___ Records for this exercise ___
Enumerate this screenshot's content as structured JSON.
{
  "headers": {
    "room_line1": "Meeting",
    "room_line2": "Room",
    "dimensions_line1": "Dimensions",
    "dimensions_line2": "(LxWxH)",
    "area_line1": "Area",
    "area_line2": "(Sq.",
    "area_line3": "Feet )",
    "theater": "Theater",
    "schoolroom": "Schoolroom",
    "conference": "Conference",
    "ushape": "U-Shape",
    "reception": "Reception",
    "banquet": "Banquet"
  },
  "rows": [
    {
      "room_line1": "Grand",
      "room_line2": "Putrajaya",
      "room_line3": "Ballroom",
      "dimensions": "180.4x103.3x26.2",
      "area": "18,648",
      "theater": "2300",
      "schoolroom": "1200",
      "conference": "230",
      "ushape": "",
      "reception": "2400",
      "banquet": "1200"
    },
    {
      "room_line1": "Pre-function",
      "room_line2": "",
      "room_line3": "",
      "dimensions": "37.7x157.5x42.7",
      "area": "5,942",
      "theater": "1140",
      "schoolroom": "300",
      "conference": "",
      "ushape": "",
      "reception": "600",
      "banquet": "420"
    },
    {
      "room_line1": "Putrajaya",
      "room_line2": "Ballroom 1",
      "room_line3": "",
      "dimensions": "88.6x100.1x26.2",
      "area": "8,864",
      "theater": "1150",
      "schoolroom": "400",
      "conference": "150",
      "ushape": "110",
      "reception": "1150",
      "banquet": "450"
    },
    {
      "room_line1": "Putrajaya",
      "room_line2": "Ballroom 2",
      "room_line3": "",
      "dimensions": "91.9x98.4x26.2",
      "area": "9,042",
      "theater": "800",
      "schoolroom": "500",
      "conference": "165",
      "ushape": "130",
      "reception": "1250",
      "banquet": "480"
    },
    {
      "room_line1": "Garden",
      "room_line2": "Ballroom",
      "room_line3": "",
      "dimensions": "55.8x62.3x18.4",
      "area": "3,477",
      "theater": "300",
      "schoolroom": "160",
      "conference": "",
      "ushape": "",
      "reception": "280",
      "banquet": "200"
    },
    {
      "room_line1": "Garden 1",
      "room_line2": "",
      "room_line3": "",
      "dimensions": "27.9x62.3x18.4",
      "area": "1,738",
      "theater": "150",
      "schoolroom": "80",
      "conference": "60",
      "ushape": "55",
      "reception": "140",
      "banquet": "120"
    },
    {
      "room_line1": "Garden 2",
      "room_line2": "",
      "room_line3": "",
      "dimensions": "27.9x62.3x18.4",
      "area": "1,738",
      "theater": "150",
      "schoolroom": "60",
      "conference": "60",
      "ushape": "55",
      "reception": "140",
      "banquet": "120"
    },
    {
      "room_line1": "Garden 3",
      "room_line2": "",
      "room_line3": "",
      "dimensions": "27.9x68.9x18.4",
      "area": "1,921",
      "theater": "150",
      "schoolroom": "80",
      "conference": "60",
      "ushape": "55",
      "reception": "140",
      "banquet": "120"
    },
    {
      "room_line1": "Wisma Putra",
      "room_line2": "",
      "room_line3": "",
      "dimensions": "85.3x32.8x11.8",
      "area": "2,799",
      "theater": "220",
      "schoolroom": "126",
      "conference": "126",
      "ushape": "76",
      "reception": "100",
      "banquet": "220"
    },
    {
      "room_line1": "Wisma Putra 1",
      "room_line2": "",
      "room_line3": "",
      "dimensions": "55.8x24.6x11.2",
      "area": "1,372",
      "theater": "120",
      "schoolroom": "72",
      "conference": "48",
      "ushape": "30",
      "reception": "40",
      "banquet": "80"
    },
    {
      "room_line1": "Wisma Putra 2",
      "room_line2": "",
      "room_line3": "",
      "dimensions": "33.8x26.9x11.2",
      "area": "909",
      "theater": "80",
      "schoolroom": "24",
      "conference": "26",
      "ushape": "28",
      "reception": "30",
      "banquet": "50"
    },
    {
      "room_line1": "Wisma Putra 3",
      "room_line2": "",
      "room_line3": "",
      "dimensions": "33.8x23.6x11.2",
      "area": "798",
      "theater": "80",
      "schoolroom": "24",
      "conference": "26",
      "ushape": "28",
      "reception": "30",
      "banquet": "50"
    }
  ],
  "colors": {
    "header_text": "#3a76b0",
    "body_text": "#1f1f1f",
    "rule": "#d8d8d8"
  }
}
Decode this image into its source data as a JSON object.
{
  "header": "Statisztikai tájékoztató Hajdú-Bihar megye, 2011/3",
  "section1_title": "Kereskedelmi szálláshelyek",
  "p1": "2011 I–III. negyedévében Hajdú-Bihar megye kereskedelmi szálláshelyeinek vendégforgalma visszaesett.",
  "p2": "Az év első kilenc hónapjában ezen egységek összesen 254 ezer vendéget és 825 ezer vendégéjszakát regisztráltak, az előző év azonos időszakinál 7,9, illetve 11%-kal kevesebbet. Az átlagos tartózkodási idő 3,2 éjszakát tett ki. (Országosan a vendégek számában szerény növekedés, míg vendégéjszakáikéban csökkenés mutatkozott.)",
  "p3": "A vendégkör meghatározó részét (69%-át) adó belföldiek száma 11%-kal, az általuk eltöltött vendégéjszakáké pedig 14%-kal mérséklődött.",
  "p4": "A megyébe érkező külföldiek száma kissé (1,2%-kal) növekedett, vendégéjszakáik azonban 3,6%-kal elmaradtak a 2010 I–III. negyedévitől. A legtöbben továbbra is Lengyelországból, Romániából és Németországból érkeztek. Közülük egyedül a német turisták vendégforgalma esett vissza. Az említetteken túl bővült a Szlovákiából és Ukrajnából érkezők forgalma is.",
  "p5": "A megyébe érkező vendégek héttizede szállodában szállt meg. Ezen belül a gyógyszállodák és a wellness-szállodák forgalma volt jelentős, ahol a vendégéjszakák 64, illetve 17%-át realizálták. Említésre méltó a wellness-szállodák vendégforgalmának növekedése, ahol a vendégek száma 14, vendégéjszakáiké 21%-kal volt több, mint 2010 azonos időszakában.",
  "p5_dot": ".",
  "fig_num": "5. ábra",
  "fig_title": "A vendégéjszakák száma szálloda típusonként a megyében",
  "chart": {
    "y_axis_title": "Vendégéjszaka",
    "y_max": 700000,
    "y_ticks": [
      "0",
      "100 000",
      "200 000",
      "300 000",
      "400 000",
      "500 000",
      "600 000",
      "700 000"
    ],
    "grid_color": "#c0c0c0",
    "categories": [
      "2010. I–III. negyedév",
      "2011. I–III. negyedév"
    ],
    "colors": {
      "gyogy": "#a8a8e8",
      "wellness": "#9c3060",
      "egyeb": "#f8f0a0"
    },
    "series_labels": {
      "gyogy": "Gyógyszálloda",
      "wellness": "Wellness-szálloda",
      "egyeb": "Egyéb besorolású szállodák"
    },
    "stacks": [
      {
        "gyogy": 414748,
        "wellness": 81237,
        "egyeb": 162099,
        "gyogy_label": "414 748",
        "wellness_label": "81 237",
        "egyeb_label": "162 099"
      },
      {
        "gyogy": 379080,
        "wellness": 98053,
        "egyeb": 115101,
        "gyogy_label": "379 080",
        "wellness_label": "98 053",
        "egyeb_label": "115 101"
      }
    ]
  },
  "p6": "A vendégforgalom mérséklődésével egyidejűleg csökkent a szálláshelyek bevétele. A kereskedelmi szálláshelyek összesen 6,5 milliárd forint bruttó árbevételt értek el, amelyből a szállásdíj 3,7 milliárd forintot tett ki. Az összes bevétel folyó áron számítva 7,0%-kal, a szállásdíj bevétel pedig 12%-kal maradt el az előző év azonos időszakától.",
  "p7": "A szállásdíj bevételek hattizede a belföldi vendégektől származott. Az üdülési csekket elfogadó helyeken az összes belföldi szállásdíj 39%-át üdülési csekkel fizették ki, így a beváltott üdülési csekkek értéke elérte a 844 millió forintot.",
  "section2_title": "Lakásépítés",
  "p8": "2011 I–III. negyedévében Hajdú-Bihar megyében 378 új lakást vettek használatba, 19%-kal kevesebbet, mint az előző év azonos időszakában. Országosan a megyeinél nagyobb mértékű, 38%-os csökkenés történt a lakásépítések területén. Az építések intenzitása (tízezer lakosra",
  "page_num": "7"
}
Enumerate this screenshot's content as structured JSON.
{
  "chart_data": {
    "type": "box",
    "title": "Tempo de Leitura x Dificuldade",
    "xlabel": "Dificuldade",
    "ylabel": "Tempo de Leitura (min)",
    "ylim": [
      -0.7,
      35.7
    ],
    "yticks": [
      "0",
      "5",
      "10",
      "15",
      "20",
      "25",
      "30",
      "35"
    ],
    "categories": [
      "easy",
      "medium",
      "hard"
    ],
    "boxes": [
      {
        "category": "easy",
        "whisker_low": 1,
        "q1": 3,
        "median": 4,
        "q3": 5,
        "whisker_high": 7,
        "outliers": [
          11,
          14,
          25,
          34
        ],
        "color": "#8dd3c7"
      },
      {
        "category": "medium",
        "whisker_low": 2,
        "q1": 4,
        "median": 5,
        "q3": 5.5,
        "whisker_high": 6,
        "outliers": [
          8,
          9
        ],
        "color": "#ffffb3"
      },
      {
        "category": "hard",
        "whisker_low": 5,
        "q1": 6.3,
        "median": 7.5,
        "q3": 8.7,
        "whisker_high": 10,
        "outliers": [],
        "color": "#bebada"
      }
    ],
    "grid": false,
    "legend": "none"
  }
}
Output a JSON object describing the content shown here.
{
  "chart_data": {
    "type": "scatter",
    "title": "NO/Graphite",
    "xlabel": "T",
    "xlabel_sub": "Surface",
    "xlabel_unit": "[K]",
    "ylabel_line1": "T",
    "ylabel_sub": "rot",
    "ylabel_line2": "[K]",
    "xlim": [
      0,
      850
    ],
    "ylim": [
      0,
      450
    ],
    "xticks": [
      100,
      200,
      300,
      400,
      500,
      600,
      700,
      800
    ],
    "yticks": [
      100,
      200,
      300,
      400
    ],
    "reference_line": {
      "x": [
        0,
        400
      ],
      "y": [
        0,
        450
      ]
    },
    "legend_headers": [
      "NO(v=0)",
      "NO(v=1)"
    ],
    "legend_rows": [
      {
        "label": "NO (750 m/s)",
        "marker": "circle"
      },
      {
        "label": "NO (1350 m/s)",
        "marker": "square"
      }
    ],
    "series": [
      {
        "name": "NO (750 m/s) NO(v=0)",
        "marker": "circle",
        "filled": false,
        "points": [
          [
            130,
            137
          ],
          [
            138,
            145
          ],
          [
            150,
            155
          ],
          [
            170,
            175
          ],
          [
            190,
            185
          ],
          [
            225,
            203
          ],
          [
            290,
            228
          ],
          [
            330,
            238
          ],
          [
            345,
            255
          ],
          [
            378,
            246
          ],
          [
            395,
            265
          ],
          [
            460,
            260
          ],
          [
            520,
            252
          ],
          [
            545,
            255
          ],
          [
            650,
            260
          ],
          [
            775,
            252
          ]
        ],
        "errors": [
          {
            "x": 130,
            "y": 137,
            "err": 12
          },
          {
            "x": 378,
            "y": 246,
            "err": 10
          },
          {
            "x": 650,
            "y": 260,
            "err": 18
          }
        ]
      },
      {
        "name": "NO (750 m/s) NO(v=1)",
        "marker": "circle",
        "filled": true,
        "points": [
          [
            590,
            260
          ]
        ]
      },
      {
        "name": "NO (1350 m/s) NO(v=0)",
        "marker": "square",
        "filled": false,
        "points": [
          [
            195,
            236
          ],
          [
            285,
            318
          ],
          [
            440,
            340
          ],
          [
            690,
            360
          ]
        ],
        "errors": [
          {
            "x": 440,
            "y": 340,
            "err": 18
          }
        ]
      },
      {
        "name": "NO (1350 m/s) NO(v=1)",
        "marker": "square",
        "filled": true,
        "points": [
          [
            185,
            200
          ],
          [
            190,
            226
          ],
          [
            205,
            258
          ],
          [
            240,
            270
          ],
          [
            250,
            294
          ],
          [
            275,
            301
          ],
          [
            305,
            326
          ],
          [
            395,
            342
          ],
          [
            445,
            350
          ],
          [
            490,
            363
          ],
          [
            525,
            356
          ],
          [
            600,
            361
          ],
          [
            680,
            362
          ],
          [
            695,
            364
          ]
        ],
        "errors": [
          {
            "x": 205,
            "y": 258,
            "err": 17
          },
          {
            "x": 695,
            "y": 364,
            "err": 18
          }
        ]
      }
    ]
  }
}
___
_Requirements_.
In the records shown above, how many lines include the word "vendégforgalma"? Answer with the number only.

_Task solution_.
2